>>>>>

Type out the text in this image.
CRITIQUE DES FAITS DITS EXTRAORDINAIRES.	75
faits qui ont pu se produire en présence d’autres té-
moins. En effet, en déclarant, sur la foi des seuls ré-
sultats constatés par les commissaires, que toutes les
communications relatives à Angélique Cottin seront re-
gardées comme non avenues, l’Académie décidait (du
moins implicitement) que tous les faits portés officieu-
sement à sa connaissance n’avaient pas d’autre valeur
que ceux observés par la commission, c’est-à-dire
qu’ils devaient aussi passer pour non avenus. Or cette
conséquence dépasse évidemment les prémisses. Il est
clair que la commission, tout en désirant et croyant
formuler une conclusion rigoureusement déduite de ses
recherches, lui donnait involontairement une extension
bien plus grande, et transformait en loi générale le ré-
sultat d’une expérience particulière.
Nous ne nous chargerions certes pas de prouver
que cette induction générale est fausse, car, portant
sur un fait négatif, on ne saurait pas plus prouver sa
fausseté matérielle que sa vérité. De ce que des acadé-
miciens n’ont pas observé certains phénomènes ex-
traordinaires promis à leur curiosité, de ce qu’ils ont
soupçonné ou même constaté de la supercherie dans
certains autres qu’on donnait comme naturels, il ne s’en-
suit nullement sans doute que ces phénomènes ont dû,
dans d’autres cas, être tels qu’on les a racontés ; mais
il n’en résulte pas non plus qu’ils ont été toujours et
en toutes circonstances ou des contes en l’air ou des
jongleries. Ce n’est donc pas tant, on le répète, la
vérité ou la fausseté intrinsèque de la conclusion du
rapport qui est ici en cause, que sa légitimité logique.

<<<<<

Quote each line of the listing above exactly.

Finished answer.
Type out the text in this image.
CRITIQUE DES FAITS DITS EXTRAORDINAIRES.	75
faits qui ont pu se produire en présence d’autres té-
moins. En effet, en déclarant, sur la foi des seuls ré-
sultats constatés par les commissaires, que toutes les
communications relatives à Angélique Cottin seront re-
gardées comme non avenues, l’Académie décidait (du
moins implicitement) que tous les faits portés officieu-
sement à sa connaissance n’avaient pas d’autre valeur
que ceux observés par la commission, c’est-à-dire
qu’ils devaient aussi passer pour non avenus. Or cette
conséquence dépasse évidemment les prémisses. Il est
clair que la commission, tout en désirant et croyant
formuler une conclusion rigoureusement déduite de ses
recherches, lui donnait involontairement une extension
bien plus grande, et transformait en loi générale le ré-
sultat d’une expérience particulière.
Nous ne nous chargerions certes pas de prouver
que cette induction générale est fausse, car, portant
sur un fait négatif, on ne saurait pas plus prouver sa
fausseté matérielle que sa vérité. De ce que des acadé-
miciens n’ont pas observé certains phénomènes ex-
traordinaires promis à leur curiosité, de ce qu’ils ont
soupçonné ou même constaté de la supercherie dans
certains autres qu’on donnait comme naturels, il ne s’en-
suit nullement sans doute que ces phénomènes ont dû,
dans d’autres cas, être tels qu’on les a racontés ; mais
il n’en résulte pas non plus qu’ils ont été toujours et
en toutes circonstances ou des contes en l’air ou des
jongleries. Ce n’est donc pas tant, on le répète, la
vérité ou la fausseté intrinsèque de la conclusion du
rapport qui est ici en cause, que sa légitimité logique.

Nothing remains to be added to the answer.